▶ _STATED TASK_
Every line of the data must be copied exactly.

▶ _RECORDED INFORMATION_
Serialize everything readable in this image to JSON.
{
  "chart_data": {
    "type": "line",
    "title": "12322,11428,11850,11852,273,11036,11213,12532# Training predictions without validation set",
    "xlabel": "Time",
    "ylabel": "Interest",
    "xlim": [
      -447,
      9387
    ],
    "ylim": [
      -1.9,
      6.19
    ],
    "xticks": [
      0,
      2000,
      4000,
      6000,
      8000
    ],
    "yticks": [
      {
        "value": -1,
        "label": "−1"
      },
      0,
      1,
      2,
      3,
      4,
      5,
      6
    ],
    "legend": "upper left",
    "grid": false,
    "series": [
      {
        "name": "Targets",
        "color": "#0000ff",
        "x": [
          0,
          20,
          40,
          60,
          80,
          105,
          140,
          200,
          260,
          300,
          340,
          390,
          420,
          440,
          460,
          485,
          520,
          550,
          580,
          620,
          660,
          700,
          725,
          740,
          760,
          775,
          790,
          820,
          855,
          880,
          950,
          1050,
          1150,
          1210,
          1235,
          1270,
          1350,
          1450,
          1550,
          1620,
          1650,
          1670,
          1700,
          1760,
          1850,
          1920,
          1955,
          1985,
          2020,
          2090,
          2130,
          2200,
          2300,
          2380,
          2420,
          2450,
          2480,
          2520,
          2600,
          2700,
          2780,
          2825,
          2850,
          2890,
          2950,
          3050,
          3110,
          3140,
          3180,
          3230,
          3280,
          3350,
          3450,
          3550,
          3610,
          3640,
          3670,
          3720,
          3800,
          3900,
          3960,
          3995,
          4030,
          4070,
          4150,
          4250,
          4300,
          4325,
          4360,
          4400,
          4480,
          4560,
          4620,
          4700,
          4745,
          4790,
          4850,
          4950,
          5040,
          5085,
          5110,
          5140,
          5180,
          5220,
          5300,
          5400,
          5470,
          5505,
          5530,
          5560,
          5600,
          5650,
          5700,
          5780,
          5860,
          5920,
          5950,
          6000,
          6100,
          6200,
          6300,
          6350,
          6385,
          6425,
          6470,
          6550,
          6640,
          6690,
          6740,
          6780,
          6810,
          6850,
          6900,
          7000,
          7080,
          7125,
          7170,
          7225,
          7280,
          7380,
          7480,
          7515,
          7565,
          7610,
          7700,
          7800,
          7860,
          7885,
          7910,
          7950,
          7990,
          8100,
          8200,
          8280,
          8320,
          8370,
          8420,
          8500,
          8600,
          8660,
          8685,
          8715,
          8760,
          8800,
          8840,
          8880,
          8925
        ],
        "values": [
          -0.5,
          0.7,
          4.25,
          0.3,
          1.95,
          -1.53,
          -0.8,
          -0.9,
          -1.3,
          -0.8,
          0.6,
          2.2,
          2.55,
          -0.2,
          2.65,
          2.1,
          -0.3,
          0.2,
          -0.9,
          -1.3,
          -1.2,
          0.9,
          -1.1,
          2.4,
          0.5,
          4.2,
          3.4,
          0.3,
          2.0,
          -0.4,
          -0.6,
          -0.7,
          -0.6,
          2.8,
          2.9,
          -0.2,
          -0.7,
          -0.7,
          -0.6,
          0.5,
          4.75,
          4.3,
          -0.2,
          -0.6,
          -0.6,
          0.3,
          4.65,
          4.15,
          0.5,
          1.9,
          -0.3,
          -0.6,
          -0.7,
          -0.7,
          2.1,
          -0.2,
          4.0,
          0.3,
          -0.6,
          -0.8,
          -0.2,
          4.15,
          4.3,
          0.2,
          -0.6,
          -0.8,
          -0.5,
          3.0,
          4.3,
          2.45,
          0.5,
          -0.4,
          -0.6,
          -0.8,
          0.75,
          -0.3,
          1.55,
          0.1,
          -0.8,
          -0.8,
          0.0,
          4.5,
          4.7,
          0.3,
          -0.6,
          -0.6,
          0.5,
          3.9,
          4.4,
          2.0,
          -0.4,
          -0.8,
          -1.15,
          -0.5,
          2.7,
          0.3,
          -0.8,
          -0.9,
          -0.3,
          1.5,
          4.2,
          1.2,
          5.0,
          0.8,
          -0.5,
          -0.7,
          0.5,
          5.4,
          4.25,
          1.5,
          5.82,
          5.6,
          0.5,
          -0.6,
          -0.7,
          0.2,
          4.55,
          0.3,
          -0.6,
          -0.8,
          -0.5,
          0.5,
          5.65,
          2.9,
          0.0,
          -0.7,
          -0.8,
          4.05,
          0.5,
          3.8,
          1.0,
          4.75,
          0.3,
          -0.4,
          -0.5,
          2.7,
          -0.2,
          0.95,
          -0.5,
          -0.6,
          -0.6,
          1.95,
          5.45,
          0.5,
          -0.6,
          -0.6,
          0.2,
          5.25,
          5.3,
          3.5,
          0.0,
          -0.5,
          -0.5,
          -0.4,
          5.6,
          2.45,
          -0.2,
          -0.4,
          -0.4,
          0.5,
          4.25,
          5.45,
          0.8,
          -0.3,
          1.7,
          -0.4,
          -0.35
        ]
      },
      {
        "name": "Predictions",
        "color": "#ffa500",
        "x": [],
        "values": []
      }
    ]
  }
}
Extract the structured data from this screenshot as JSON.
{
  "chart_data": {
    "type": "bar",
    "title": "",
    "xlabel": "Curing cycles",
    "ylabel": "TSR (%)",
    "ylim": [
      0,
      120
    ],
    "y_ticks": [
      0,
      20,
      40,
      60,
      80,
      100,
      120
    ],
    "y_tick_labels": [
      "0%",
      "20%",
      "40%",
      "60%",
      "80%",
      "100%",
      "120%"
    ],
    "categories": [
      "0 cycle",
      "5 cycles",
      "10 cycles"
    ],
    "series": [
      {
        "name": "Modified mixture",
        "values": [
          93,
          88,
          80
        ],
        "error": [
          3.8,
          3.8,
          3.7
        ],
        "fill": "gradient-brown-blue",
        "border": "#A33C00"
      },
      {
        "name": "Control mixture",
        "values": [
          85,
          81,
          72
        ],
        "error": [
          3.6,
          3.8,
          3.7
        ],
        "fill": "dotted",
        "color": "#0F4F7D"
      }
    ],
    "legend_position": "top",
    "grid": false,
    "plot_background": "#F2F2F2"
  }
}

▶ _TASK RESPONSE_
Serialize everything readable in this image to JSON.
{
  "chart_data": {
    "type": "line",
    "title": "12322,11428,11850,11852,273,11036,11213,12532# Training predictions without validation set",
    "xlabel": "Time",
    "ylabel": "Interest",
    "xlim": [
      -447,
      9387
    ],
    "ylim": [
      -1.9,
      6.19
    ],
    "xticks": [
      0,
      2000,
      4000,
      6000,
      8000
    ],
    "yticks": [
      {
        "value": -1,
        "label": "−1"
      },
      0,
      1,
      2,
      3,
      4,
      5,
      6
    ],
    "legend": "upper left",
    "grid": false,
    "series": [
      {
        "name": "Targets",
        "color": "#0000ff",
        "x": [
          0,
          20,
          40,
          60,
          80,
          105,
          140,
          200,
          260,
          300,
          340,
          390,
          420,
          440,
          460,
          485,
          520,
          550,
          580,
          620,
          660,
          700,
          725,
          740,
          760,
          775,
          790,
          820,
          855,
          880,
          950,
          1050,
          1150,
          1210,
          1235,
          1270,
          1350,
          1450,
          1550,
          1620,
          1650,
          1670,
          1700,
          1760,
          1850,
          1920,
          1955,
          1985,
          2020,
          2090,
          2130,
          2200,
          2300,
          2380,
          2420,
          2450,
          2480,
          2520,
          2600,
          2700,
          2780,
          2825,
          2850,
          2890,
          2950,
          3050,
          3110,
          3140,
          3180,
          3230,
          3280,
          3350,
          3450,
          3550,
          3610,
          3640,
          3670,
          3720,
          3800,
          3900,
          3960,
          3995,
          4030,
          4070,
          4150,
          4250,
          4300,
          4325,
          4360,
          4400,
          4480,
          4560,
          4620,
          4700,
          4745,
          4790,
          4850,
          4950,
          5040,
          5085,
          5110,
          5140,
          5180,
          5220,
          5300,
          5400,
          5470,
          5505,
          5530,
          5560,
          5600,
          5650,
          5700,
          5780,
          5860,
          5920,
          5950,
          6000,
          6100,
          6200,
          6300,
          6350,
          6385,
          6425,
          6470,
          6550,
          6640,
          6690,
          6740,
          6780,
          6810,
          6850,
          6900,
          7000,
          7080,
          7125,
          7170,
          7225,
          7280,
          7380,
          7480,
          7515,
          7565,
          7610,
          7700,
          7800,
          7860,
          7885,
          7910,
          7950,
          7990,
          8100,
          8200,
          8280,
          8320,
          8370,
          8420,
          8500,
          8600,
          8660,
          8685,
          8715,
          8760,
          8800,
          8840,
          8880,
          8925
        ],
        "values": [
          -0.5,
          0.7,
          4.25,
          0.3,
          1.95,
          -1.53,
          -0.8,
          -0.9,
          -1.3,
          -0.8,
          0.6,
          2.2,
          2.55,
          -0.2,
          2.65,
          2.1,
          -0.3,
          0.2,
          -0.9,
          -1.3,
          -1.2,
          0.9,
          -1.1,
          2.4,
          0.5,
          4.2,
          3.4,
          0.3,
          2.0,
          -0.4,
          -0.6,
          -0.7,
          -0.6,
          2.8,
          2.9,
          -0.2,
          -0.7,
          -0.7,
          -0.6,
          0.5,
          4.75,
          4.3,
          -0.2,
          -0.6,
          -0.6,
          0.3,
          4.65,
          4.15,
          0.5,
          1.9,
          -0.3,
          -0.6,
          -0.7,
          -0.7,
          2.1,
          -0.2,
          4.0,
          0.3,
          -0.6,
          -0.8,
          -0.2,
          4.15,
          4.3,
          0.2,
          -0.6,
          -0.8,
          -0.5,
          3.0,
          4.3,
          2.45,
          0.5,
          -0.4,
          -0.6,
          -0.8,
          0.75,
          -0.3,
          1.55,
          0.1,
          -0.8,
          -0.8,
          0.0,
          4.5,
          4.7,
          0.3,
          -0.6,
          -0.6,
          0.5,
          3.9,
          4.4,
          2.0,
          -0.4,
          -0.8,
          -1.15,
          -0.5,
          2.7,
          0.3,
          -0.8,
          -0.9,
          -0.3,
          1.5,
          4.2,
          1.2,
          5.0,
          0.8,
          -0.5,
          -0.7,
          0.5,
          5.4,
          4.25,
          1.5,
          5.82,
          5.6,
          0.5,
          -0.6,
          -0.7,
          0.2,
          4.55,
          0.3,
          -0.6,
          -0.8,
          -0.5,
          0.5,
          5.65,
          2.9,
          0.0,
          -0.7,
          -0.8,
          4.05,
          0.5,
          3.8,
          1.0,
          4.75,
          0.3,
          -0.4,
          -0.5,
          2.7,
          -0.2,
          0.95,
          -0.5,
          -0.6,
          -0.6,
          1.95,
          5.45,
          0.5,
          -0.6,
          -0.6,
          0.2,
          5.25,
          5.3,
          3.5,
          0.0,
          -0.5,
          -0.5,
          -0.4,
          5.6,
          2.45,
          -0.2,
          -0.4,
          -0.4,
          0.5,
          4.25,
          5.45,
          0.8,
          -0.3,
          1.7,
          -0.4,
          -0.35
        ]
      },
      {
        "name": "Predictions",
        "color": "#ffa500",
        "x": [],
        "values": []
      }
    ]
  }
}
Extract the structured data from this screenshot as JSON.
{
  "chart_data": {
    "type": "bar",
    "title": "",
    "xlabel": "Curing cycles",
    "ylabel": "TSR (%)",
    "ylim": [
      0,
      120
    ],
    "y_ticks": [
      0,
      20,
      40,
      60,
      80,
      100,
      120
    ],
    "y_tick_labels": [
      "0%",
      "20%",
      "40%",
      "60%",
      "80%",
      "100%",
      "120%"
    ],
    "categories": [
      "0 cycle",
      "5 cycles",
      "10 cycles"
    ],
    "series": [
      {
        "name": "Modified mixture",
        "values": [
          93,
          88,
          80
        ],
        "error": [
          3.8,
          3.8,
          3.7
        ],
        "fill": "gradient-brown-blue",
        "border": "#A33C00"
      },
      {
        "name": "Control mixture",
        "values": [
          85,
          81,
          72
        ],
        "error": [
          3.6,
          3.8,
          3.7
        ],
        "fill": "dotted",
        "color": "#0F4F7D"
      }
    ],
    "legend_position": "top",
    "grid": false,
    "plot_background": "#F2F2F2"
  }
}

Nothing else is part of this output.